- Set exercise -
Omit all pictures. Quote the lines from the one with "What data populates" through the end of the listing below, exactly as they appear.

Dataset items:
★ ★ ★ ★ ★ ★ ★

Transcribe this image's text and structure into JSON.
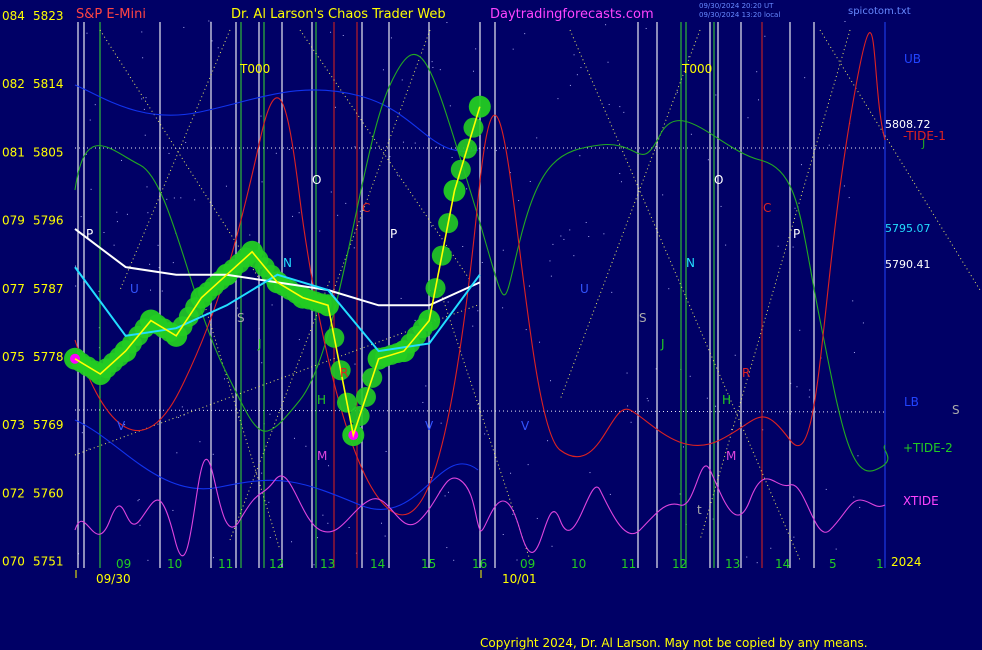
{
  "header": {
    "instrument": "S&P E-Mini",
    "title": "Dr. Al Larson's Chaos Trader Web",
    "site": "Daytradingforecasts.com",
    "stamp1": "09/30/2024 20:20 UT",
    "stamp2": "09/30/2024 13:20 local",
    "file": "spicotom.txt"
  },
  "footer": {
    "copyright": "Copyright 2024, Dr. Al Larson. May not be copied by any means."
  },
  "colors": {
    "background": "#000066",
    "price_bars": "#ffff00",
    "price_glow": "#22cc22",
    "glow_peak": "#ff00ff",
    "white_ma": "#ffffff",
    "cyan_ma": "#22ddff",
    "tide1": "#dd2222",
    "tide2": "#22cc22",
    "xtide": "#dd44dd",
    "ub_lb": "#1133ee",
    "axis_text": "#ffff00",
    "date_text": "#ffff00",
    "hour_text": "#22cc22"
  },
  "chart_data": {
    "type": "line",
    "y_left_labels": [
      {
        "a": "084",
        "b": "5823"
      },
      {
        "a": "082",
        "b": "5814"
      },
      {
        "a": "081",
        "b": "5805"
      },
      {
        "a": "079",
        "b": "5796"
      },
      {
        "a": "077",
        "b": "5787"
      },
      {
        "a": "075",
        "b": "5778"
      },
      {
        "a": "073",
        "b": "5769"
      },
      {
        "a": "072",
        "b": "5760"
      },
      {
        "a": "070",
        "b": "5751"
      }
    ],
    "ylim": [
      5751,
      5823
    ],
    "hour_ticks": [
      "09",
      "10",
      "11",
      "12",
      "13",
      "14",
      "15",
      "16",
      "09",
      "10",
      "11",
      "12",
      "13",
      "14",
      "5",
      "1"
    ],
    "date_labels": [
      "09/30",
      "10/01"
    ],
    "year_label": "2024",
    "right_labels": {
      "ub": "UB",
      "lb": "LB",
      "s": "S",
      "tide1": "-TIDE-1",
      "j": "J",
      "tide2": "+TIDE-2",
      "xtide": "XTIDE",
      "price_a": "5808.72",
      "price_b": "5795.07",
      "price_c": "5790.41"
    },
    "series": [
      {
        "name": "S&P E-Mini price",
        "x": [
          0,
          0.5,
          1,
          1.5,
          2,
          2.5,
          3,
          3.5,
          4,
          4.5,
          5,
          5.5,
          6,
          6.5,
          7,
          7.5,
          8
        ],
        "values": [
          5778,
          5776,
          5779,
          5783,
          5781,
          5786,
          5789,
          5792,
          5788,
          5786,
          5785,
          5768,
          5778,
          5779,
          5783,
          5800,
          5811
        ]
      },
      {
        "name": "White MA",
        "x": [
          0,
          1,
          2,
          3,
          4,
          5,
          6,
          7,
          8
        ],
        "values": [
          5795,
          5790,
          5789,
          5789,
          5788,
          5787,
          5785,
          5785,
          5788
        ]
      },
      {
        "name": "Cyan MA",
        "x": [
          0,
          1,
          2,
          3,
          4,
          5,
          6,
          7,
          8
        ],
        "values": [
          5790,
          5781,
          5782,
          5785,
          5789,
          5787,
          5779,
          5780,
          5789
        ]
      }
    ],
    "annotations": [
      {
        "text": "T000"
      },
      {
        "text": "T000"
      },
      {
        "text": "O"
      },
      {
        "text": "O"
      },
      {
        "text": "C"
      },
      {
        "text": "C"
      },
      {
        "text": "P"
      },
      {
        "text": "P"
      },
      {
        "text": "P"
      },
      {
        "text": "N"
      },
      {
        "text": "N"
      },
      {
        "text": "S"
      },
      {
        "text": "S"
      },
      {
        "text": "J"
      },
      {
        "text": "J"
      },
      {
        "text": "R"
      },
      {
        "text": "R"
      },
      {
        "text": "H"
      },
      {
        "text": "H"
      },
      {
        "text": "M"
      },
      {
        "text": "M"
      },
      {
        "text": "V"
      },
      {
        "text": "V"
      },
      {
        "text": "V"
      },
      {
        "text": "U"
      },
      {
        "text": "U"
      },
      {
        "text": "t"
      }
    ]
  }
}
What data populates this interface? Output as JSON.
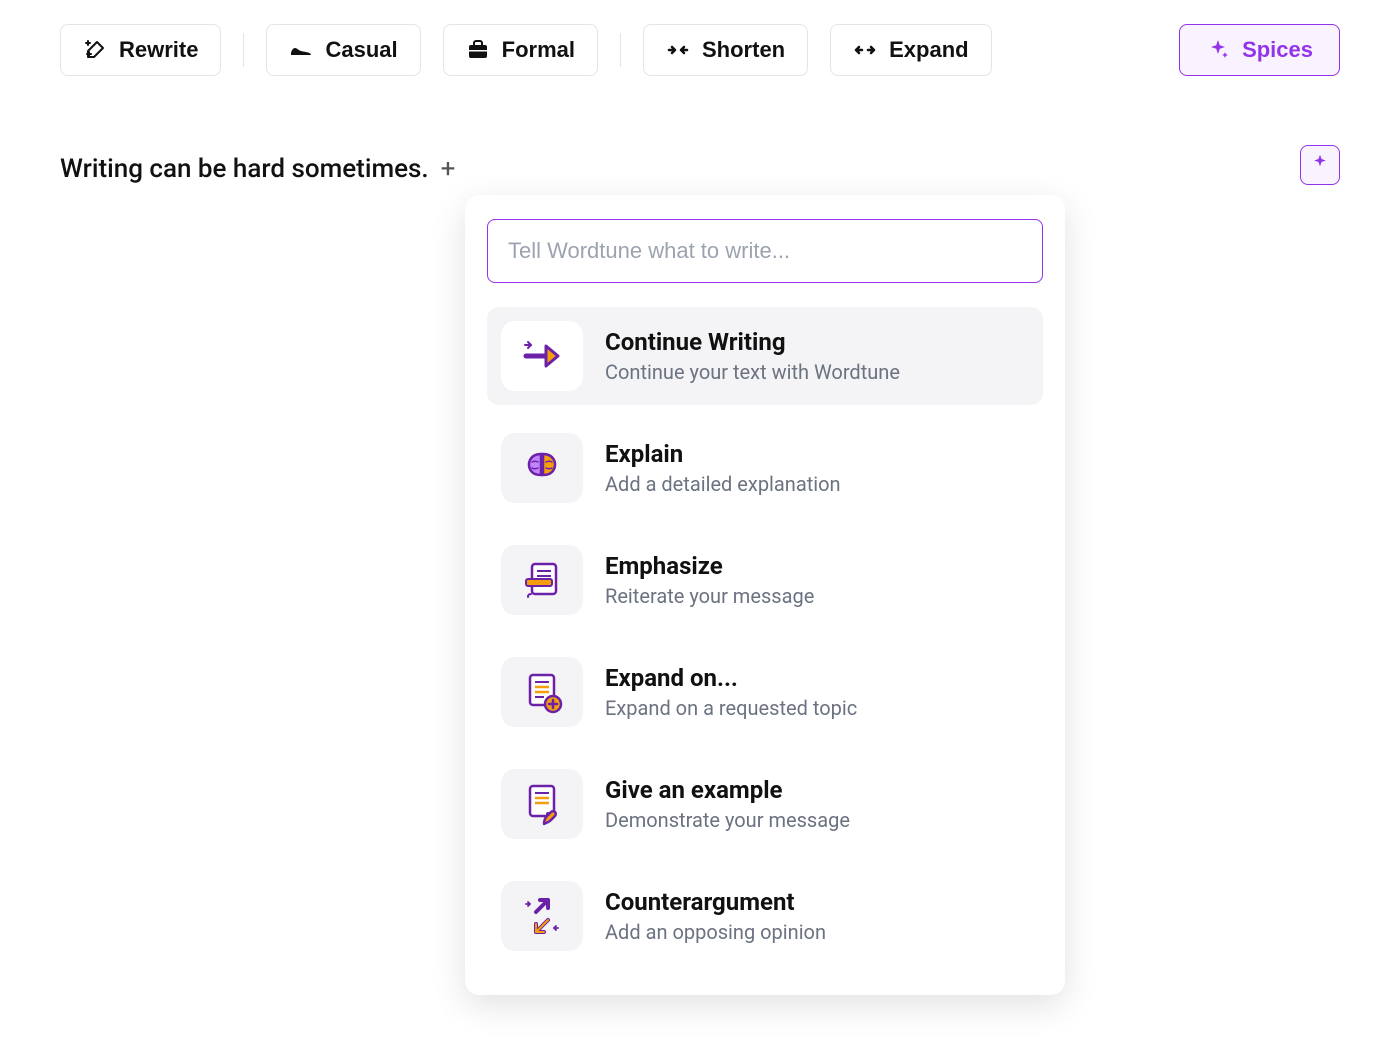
{
  "toolbar": {
    "rewrite": "Rewrite",
    "casual": "Casual",
    "formal": "Formal",
    "shorten": "Shorten",
    "expand": "Expand",
    "spices": "Spices"
  },
  "editor": {
    "text": "Writing can be hard sometimes.",
    "insert_symbol": "+"
  },
  "popup": {
    "placeholder": "Tell Wordtune what to write...",
    "items": [
      {
        "title": "Continue Writing",
        "sub": "Continue your text with Wordtune",
        "icon": "arrow"
      },
      {
        "title": "Explain",
        "sub": "Add a detailed explanation",
        "icon": "brain"
      },
      {
        "title": "Emphasize",
        "sub": "Reiterate your message",
        "icon": "emphasize"
      },
      {
        "title": "Expand on...",
        "sub": "Expand on a requested topic",
        "icon": "expanddoc"
      },
      {
        "title": "Give an example",
        "sub": "Demonstrate your message",
        "icon": "example"
      },
      {
        "title": "Counterargument",
        "sub": "Add an opposing opinion",
        "icon": "counter"
      }
    ],
    "active_index": 0
  }
}
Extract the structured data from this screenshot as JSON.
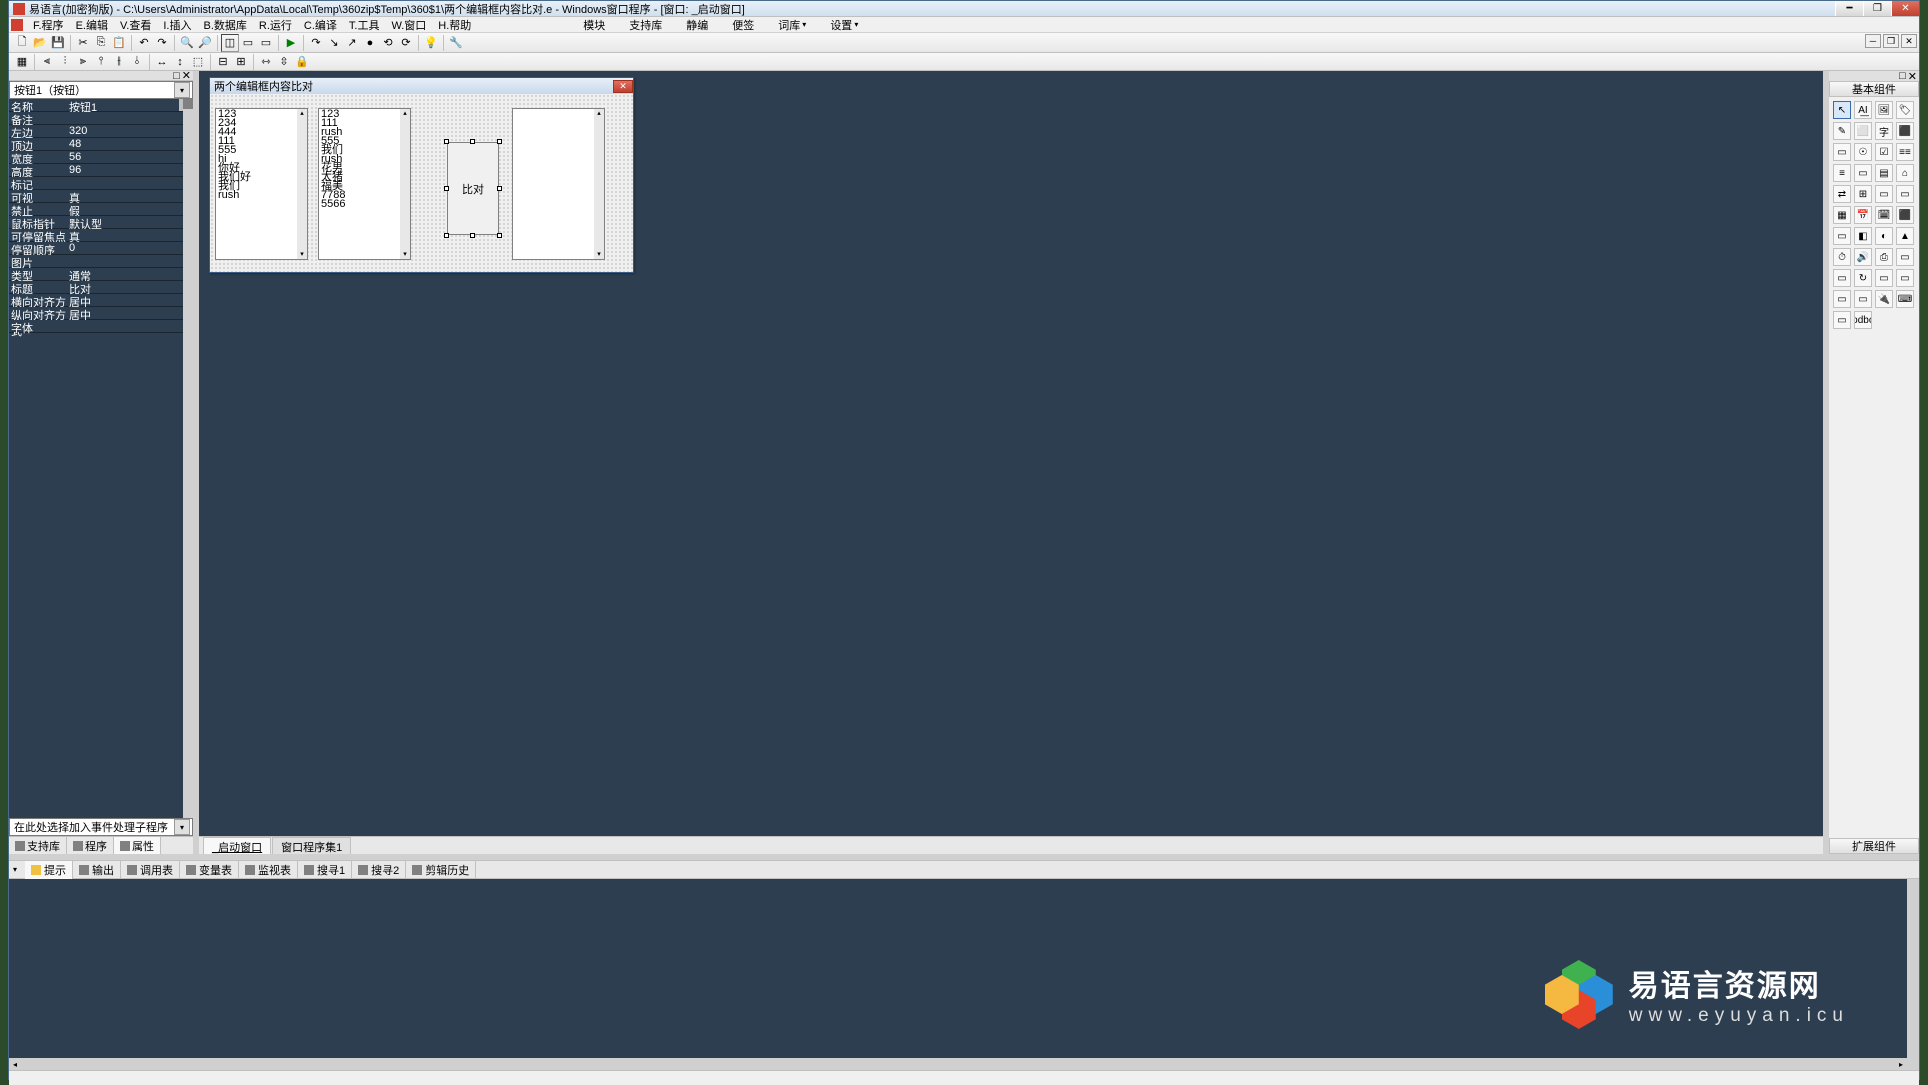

★ ★ ★ ★ ★ ★ ★

- Reply -
What data populates this interface? Output as JSON.
{
  "toolbar": {
    "rewrite": "Rewrite",
    "casual": "Casual",
    "formal": "Formal",
    "shorten": "Shorten",
    "expand": "Expand",
    "spices": "Spices"
  },
  "editor": {
    "text": "Writing can be hard sometimes.",
    "insert_symbol": "+"
  },
  "popup": {
    "placeholder": "Tell Wordtune what to write...",
    "items": [
      {
        "title": "Continue Writing",
        "sub": "Continue your text with Wordtune",
        "icon": "arrow"
      },
      {
        "title": "Explain",
        "sub": "Add a detailed explanation",
        "icon": "brain"
      },
      {
        "title": "Emphasize",
        "sub": "Reiterate your message",
        "icon": "emphasize"
      },
      {
        "title": "Expand on...",
        "sub": "Expand on a requested topic",
        "icon": "expanddoc"
      },
      {
        "title": "Give an example",
        "sub": "Demonstrate your message",
        "icon": "example"
      },
      {
        "title": "Counterargument",
        "sub": "Add an opposing opinion",
        "icon": "counter"
      }
    ],
    "active_index": 0
  }
}
Extract the structured data from this screenshot as JSON.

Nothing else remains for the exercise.